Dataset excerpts
***
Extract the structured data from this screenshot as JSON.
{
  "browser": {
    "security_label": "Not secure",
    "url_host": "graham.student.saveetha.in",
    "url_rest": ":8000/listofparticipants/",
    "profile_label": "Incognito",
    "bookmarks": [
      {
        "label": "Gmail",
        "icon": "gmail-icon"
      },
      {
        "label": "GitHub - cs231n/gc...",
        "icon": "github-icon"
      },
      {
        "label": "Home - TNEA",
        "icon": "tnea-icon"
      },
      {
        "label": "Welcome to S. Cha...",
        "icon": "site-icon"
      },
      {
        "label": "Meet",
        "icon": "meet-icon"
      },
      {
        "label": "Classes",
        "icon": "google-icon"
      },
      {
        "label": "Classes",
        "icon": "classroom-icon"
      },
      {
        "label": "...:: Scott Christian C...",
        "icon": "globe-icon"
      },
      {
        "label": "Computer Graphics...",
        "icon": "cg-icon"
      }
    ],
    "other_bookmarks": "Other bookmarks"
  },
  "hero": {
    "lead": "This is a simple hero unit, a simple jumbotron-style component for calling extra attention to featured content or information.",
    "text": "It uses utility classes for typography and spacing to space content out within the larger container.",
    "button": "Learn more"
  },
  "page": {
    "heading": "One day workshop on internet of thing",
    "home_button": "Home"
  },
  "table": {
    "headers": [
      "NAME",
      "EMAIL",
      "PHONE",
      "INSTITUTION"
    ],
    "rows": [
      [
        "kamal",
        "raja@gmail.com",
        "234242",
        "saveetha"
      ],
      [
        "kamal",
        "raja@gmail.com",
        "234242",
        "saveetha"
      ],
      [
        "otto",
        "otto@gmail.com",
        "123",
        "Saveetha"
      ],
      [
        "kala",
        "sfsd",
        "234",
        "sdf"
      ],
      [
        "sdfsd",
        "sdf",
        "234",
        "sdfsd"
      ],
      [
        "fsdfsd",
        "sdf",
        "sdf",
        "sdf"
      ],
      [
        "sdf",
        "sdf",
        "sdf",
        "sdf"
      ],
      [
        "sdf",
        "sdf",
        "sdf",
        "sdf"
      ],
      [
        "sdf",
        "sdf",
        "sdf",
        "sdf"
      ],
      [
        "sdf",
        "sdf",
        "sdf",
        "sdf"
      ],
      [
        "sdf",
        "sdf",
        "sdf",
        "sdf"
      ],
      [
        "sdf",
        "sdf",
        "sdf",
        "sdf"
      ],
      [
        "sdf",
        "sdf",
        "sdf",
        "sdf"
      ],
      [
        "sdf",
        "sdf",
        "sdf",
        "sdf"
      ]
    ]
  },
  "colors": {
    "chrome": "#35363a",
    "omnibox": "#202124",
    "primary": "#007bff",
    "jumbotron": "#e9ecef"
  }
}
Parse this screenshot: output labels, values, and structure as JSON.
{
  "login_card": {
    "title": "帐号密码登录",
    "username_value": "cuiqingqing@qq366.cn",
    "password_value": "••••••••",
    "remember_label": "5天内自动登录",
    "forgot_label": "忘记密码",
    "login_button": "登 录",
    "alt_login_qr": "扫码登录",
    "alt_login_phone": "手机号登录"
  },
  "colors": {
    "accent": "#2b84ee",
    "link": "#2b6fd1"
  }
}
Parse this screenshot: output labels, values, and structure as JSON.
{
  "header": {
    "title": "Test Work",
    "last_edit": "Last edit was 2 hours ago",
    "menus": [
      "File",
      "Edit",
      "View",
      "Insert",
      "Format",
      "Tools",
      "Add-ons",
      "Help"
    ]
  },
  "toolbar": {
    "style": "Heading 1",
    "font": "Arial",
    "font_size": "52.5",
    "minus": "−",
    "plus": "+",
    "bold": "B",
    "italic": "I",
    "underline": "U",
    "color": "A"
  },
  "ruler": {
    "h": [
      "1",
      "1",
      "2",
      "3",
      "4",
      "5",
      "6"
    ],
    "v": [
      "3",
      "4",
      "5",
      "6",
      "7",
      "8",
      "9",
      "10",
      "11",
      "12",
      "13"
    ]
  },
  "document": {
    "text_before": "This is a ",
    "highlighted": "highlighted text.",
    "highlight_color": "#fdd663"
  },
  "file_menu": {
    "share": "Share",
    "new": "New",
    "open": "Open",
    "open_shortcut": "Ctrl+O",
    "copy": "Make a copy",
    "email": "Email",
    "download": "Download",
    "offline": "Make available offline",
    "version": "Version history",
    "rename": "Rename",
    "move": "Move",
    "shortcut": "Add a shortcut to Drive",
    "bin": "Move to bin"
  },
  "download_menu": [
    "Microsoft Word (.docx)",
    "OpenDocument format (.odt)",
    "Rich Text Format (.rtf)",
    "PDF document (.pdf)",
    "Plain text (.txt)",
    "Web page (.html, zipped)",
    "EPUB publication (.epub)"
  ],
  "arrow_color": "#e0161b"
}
***
* **REQUEST**
Please set down each line of the records exactly as given.

* **TASK OUTPUT**
Extract the structured data from this screenshot as JSON.
{
  "browser": {
    "security_label": "Not secure",
    "url_host": "graham.student.saveetha.in",
    "url_rest": ":8000/listofparticipants/",
    "profile_label": "Incognito",
    "bookmarks": [
      {
        "label": "Gmail",
        "icon": "gmail-icon"
      },
      {
        "label": "GitHub - cs231n/gc...",
        "icon": "github-icon"
      },
      {
        "label": "Home - TNEA",
        "icon": "tnea-icon"
      },
      {
        "label": "Welcome to S. Cha...",
        "icon": "site-icon"
      },
      {
        "label": "Meet",
        "icon": "meet-icon"
      },
      {
        "label": "Classes",
        "icon": "google-icon"
      },
      {
        "label": "Classes",
        "icon": "classroom-icon"
      },
      {
        "label": "...:: Scott Christian C...",
        "icon": "globe-icon"
      },
      {
        "label": "Computer Graphics...",
        "icon": "cg-icon"
      }
    ],
    "other_bookmarks": "Other bookmarks"
  },
  "hero": {
    "lead": "This is a simple hero unit, a simple jumbotron-style component for calling extra attention to featured content or information.",
    "text": "It uses utility classes for typography and spacing to space content out within the larger container.",
    "button": "Learn more"
  },
  "page": {
    "heading": "One day workshop on internet of thing",
    "home_button": "Home"
  },
  "table": {
    "headers": [
      "NAME",
      "EMAIL",
      "PHONE",
      "INSTITUTION"
    ],
    "rows": [
      [
        "kamal",
        "raja@gmail.com",
        "234242",
        "saveetha"
      ],
      [
        "kamal",
        "raja@gmail.com",
        "234242",
        "saveetha"
      ],
      [
        "otto",
        "otto@gmail.com",
        "123",
        "Saveetha"
      ],
      [
        "kala",
        "sfsd",
        "234",
        "sdf"
      ],
      [
        "sdfsd",
        "sdf",
        "234",
        "sdfsd"
      ],
      [
        "fsdfsd",
        "sdf",
        "sdf",
        "sdf"
      ],
      [
        "sdf",
        "sdf",
        "sdf",
        "sdf"
      ],
      [
        "sdf",
        "sdf",
        "sdf",
        "sdf"
      ],
      [
        "sdf",
        "sdf",
        "sdf",
        "sdf"
      ],
      [
        "sdf",
        "sdf",
        "sdf",
        "sdf"
      ],
      [
        "sdf",
        "sdf",
        "sdf",
        "sdf"
      ],
      [
        "sdf",
        "sdf",
        "sdf",
        "sdf"
      ],
      [
        "sdf",
        "sdf",
        "sdf",
        "sdf"
      ],
      [
        "sdf",
        "sdf",
        "sdf",
        "sdf"
      ]
    ]
  },
  "colors": {
    "chrome": "#35363a",
    "omnibox": "#202124",
    "primary": "#007bff",
    "jumbotron": "#e9ecef"
  }
}
Parse this screenshot: output labels, values, and structure as JSON.
{
  "login_card": {
    "title": "帐号密码登录",
    "username_value": "cuiqingqing@qq366.cn",
    "password_value": "••••••••",
    "remember_label": "5天内自动登录",
    "forgot_label": "忘记密码",
    "login_button": "登 录",
    "alt_login_qr": "扫码登录",
    "alt_login_phone": "手机号登录"
  },
  "colors": {
    "accent": "#2b84ee",
    "link": "#2b6fd1"
  }
}
Parse this screenshot: output labels, values, and structure as JSON.
{
  "header": {
    "title": "Test Work",
    "last_edit": "Last edit was 2 hours ago",
    "menus": [
      "File",
      "Edit",
      "View",
      "Insert",
      "Format",
      "Tools",
      "Add-ons",
      "Help"
    ]
  },
  "toolbar": {
    "style": "Heading 1",
    "font": "Arial",
    "font_size": "52.5",
    "minus": "−",
    "plus": "+",
    "bold": "B",
    "italic": "I",
    "underline": "U",
    "color": "A"
  },
  "ruler": {
    "h": [
      "1",
      "1",
      "2",
      "3",
      "4",
      "5",
      "6"
    ],
    "v": [
      "3",
      "4",
      "5",
      "6",
      "7",
      "8",
      "9",
      "10",
      "11",
      "12",
      "13"
    ]
  },
  "document": {
    "text_before": "This is a ",
    "highlighted": "highlighted text.",
    "highlight_color": "#fdd663"
  },
  "file_menu": {
    "share": "Share",
    "new": "New",
    "open": "Open",
    "open_shortcut": "Ctrl+O",
    "copy": "Make a copy",
    "email": "Email",
    "download": "Download",
    "offline": "Make available offline",
    "version": "Version history",
    "rename": "Rename",
    "move": "Move",
    "shortcut": "Add a shortcut to Drive",
    "bin": "Move to bin"
  },
  "download_menu": [
    "Microsoft Word (.docx)",
    "OpenDocument format (.odt)",
    "Rich Text Format (.rtf)",
    "PDF document (.pdf)",
    "Plain text (.txt)",
    "Web page (.html, zipped)",
    "EPUB publication (.epub)"
  ],
  "arrow_color": "#e0161b"
}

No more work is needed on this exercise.